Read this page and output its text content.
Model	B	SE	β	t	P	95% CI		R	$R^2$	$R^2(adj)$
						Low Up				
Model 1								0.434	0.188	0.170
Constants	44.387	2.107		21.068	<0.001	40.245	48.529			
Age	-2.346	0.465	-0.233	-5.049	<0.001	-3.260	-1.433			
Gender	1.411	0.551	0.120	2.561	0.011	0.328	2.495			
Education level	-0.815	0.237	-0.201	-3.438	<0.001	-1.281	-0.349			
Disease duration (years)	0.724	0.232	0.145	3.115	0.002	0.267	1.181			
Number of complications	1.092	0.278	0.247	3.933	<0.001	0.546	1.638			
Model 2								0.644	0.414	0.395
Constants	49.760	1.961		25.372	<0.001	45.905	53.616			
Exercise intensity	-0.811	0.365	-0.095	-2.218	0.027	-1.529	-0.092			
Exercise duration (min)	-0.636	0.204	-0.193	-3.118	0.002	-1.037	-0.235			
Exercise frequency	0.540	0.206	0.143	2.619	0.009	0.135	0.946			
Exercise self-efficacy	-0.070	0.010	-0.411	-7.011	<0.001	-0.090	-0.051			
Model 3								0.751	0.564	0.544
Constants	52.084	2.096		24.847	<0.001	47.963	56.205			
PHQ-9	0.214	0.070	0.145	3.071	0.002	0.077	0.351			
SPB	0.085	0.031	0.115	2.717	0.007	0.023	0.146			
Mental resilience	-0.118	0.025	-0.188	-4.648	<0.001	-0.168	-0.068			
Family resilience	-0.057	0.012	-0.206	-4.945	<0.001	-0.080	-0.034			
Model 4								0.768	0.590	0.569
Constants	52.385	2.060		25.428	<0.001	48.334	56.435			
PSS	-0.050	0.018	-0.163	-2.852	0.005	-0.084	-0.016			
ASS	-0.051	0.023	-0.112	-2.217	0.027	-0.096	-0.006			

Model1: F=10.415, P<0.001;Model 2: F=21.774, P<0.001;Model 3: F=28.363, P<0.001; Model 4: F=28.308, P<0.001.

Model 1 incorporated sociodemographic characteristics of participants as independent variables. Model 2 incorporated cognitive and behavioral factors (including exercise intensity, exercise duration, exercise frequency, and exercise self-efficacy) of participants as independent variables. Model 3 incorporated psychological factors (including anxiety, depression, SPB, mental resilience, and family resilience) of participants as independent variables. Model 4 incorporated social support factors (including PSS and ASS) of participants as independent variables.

- **YOUR OBJECTIVE**:
Work out how many lines of the listing above include the word "frequency". Report only the number.

- **ANSWER TO THIS PROBLEM**:
2